> PROBLEM DETAILS: Counting only lines of the listing below that hold the word "Health", give the total and nothing else.

> MATERIALS PROVIDED:

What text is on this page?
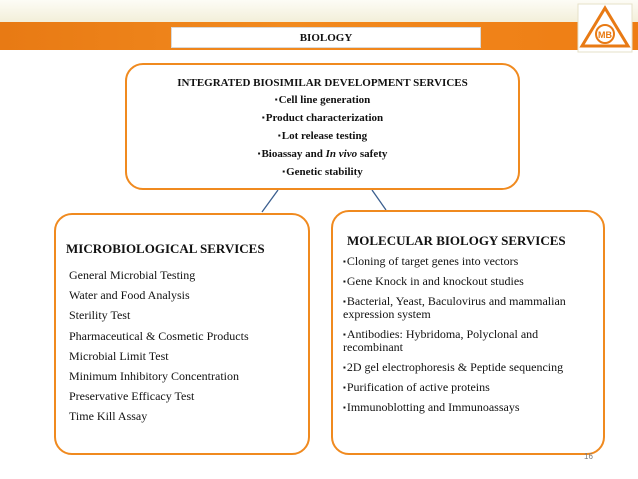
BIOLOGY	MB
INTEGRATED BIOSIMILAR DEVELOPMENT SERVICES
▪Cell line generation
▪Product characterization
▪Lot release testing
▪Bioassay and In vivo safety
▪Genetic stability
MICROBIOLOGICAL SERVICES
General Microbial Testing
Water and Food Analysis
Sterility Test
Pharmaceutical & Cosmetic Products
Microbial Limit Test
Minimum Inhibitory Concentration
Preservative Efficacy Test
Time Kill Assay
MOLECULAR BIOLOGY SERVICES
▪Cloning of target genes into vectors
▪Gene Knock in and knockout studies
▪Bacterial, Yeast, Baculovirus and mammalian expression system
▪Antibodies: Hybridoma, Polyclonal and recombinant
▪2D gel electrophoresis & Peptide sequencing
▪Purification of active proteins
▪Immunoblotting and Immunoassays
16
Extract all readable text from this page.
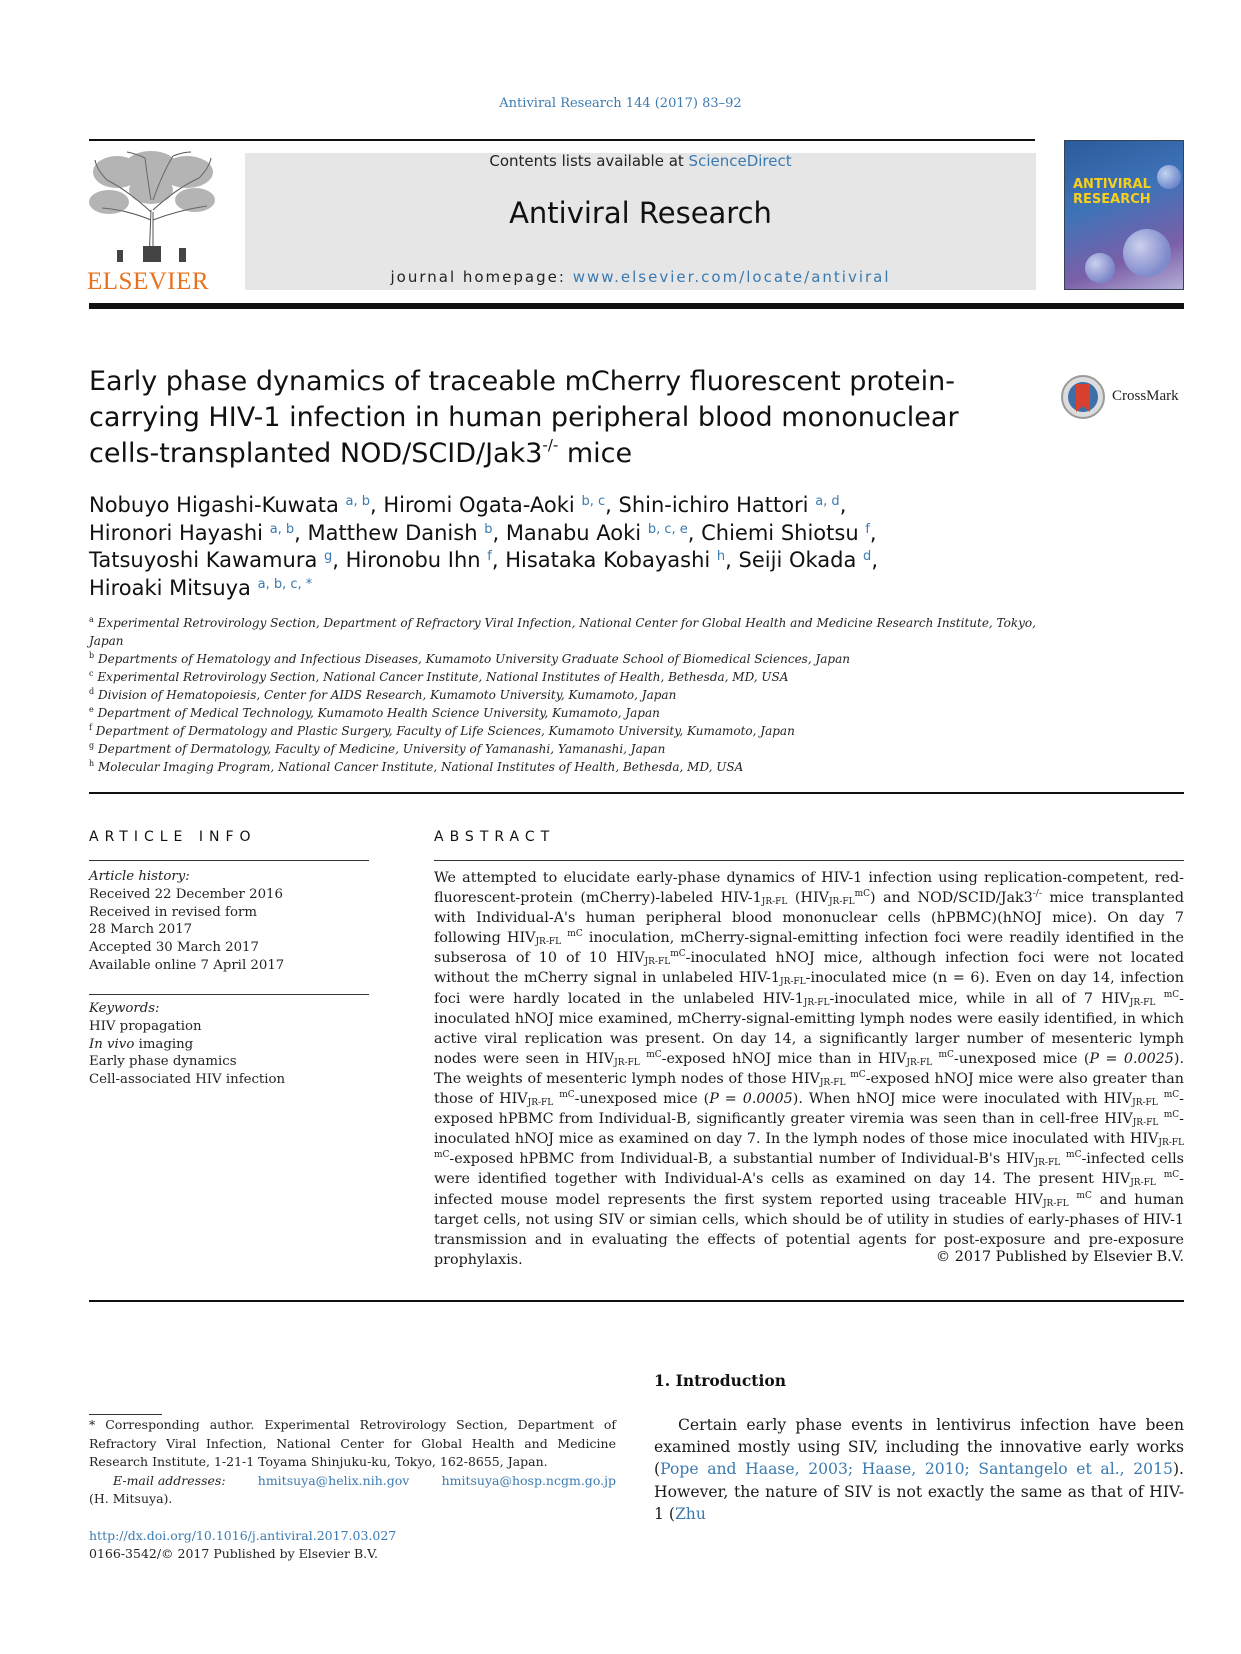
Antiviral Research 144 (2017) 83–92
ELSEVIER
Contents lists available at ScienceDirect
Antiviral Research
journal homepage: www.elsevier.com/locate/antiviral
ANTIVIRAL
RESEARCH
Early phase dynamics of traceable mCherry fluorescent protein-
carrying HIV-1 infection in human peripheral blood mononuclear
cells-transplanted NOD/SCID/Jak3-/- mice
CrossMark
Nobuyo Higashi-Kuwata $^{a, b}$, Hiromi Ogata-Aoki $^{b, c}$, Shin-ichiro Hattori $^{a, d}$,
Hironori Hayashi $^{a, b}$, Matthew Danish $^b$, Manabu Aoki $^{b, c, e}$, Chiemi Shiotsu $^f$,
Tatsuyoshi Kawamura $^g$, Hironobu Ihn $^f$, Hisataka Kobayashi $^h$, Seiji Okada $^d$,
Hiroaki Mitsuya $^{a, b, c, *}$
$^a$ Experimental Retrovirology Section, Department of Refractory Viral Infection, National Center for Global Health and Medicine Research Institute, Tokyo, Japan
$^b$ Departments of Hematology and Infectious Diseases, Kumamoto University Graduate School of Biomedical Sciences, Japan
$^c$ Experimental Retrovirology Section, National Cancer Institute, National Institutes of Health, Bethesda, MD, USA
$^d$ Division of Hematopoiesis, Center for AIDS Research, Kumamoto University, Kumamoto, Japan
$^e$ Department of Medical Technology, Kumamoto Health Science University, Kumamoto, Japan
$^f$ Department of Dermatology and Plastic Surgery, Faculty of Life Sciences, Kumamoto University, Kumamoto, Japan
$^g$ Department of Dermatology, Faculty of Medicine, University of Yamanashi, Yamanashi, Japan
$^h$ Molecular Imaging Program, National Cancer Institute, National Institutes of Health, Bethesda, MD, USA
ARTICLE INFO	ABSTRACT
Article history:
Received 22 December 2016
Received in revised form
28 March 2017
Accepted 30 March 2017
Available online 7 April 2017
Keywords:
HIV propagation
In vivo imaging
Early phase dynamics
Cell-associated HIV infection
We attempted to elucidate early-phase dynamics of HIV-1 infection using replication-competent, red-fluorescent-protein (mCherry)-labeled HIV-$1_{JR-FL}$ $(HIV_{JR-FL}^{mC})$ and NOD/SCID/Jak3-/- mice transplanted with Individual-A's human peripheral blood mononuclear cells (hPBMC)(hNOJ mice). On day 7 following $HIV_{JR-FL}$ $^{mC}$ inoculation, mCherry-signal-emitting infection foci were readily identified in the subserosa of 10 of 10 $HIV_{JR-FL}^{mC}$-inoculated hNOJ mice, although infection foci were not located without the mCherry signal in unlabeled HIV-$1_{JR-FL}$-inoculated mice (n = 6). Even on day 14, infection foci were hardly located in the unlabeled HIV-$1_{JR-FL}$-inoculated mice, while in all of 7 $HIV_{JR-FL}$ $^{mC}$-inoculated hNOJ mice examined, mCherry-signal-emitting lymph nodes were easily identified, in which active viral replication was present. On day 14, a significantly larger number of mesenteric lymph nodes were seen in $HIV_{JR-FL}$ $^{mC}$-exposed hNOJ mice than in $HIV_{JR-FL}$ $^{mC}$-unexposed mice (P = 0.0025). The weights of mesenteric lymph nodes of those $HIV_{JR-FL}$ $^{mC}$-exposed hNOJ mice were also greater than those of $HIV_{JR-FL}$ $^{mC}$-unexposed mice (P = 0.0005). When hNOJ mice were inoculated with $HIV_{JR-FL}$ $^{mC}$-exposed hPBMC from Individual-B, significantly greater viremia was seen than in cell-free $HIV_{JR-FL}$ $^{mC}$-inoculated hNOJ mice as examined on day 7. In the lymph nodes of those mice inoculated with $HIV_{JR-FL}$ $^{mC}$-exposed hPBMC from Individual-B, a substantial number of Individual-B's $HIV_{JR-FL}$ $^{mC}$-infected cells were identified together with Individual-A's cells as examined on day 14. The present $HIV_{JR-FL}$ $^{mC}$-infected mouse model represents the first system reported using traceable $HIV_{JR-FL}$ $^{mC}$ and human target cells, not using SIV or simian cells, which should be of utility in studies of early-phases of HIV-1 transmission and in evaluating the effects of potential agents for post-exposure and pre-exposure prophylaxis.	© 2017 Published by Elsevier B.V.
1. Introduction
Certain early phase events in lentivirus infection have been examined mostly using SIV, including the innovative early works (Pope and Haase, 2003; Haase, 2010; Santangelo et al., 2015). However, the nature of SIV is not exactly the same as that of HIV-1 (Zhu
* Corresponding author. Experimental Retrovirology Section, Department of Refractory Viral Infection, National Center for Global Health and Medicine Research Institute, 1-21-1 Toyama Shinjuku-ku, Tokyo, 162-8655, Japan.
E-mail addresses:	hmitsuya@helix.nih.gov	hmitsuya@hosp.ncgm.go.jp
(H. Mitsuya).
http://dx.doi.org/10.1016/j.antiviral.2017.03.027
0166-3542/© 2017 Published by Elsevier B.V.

* * *

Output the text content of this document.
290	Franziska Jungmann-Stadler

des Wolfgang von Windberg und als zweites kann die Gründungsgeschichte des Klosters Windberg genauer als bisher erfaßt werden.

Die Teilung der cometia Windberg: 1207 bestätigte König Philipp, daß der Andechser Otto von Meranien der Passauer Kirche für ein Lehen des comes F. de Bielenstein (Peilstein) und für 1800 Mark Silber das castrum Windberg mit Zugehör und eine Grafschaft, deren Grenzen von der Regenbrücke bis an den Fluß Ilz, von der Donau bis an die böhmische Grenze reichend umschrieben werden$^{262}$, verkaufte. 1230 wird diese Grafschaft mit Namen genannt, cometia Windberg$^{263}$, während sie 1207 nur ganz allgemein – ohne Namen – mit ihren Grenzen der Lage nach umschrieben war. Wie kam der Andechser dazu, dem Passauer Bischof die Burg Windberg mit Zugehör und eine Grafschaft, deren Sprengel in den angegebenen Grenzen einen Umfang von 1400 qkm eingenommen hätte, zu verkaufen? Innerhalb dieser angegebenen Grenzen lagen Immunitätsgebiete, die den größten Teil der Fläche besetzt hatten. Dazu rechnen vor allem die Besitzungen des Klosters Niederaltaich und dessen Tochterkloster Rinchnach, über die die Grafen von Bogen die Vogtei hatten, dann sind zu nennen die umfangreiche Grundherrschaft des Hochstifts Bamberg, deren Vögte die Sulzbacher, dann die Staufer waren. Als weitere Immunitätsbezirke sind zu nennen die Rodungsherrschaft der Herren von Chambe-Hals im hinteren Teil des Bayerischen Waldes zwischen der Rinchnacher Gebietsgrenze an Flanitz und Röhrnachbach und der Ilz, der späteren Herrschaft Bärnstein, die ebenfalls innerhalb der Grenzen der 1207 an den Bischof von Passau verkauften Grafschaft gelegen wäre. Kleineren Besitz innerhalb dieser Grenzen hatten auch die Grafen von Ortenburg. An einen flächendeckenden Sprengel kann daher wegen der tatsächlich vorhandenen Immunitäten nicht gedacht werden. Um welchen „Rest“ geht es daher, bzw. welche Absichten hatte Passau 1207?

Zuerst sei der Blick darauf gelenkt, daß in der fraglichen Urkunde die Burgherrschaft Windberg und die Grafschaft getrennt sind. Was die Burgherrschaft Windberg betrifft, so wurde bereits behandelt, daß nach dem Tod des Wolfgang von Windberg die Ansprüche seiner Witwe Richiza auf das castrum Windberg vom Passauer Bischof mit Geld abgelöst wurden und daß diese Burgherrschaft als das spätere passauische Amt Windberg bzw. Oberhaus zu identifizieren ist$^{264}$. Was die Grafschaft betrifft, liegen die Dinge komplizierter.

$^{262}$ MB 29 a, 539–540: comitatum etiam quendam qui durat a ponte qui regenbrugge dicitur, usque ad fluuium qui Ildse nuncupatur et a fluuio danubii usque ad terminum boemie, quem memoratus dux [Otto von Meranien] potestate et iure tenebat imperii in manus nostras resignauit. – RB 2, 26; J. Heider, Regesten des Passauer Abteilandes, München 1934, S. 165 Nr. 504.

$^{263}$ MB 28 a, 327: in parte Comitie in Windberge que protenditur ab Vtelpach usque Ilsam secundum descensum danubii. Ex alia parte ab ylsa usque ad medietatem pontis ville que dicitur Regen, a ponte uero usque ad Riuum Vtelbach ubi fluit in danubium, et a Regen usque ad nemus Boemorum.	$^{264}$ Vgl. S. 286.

> THE ANSWER: 5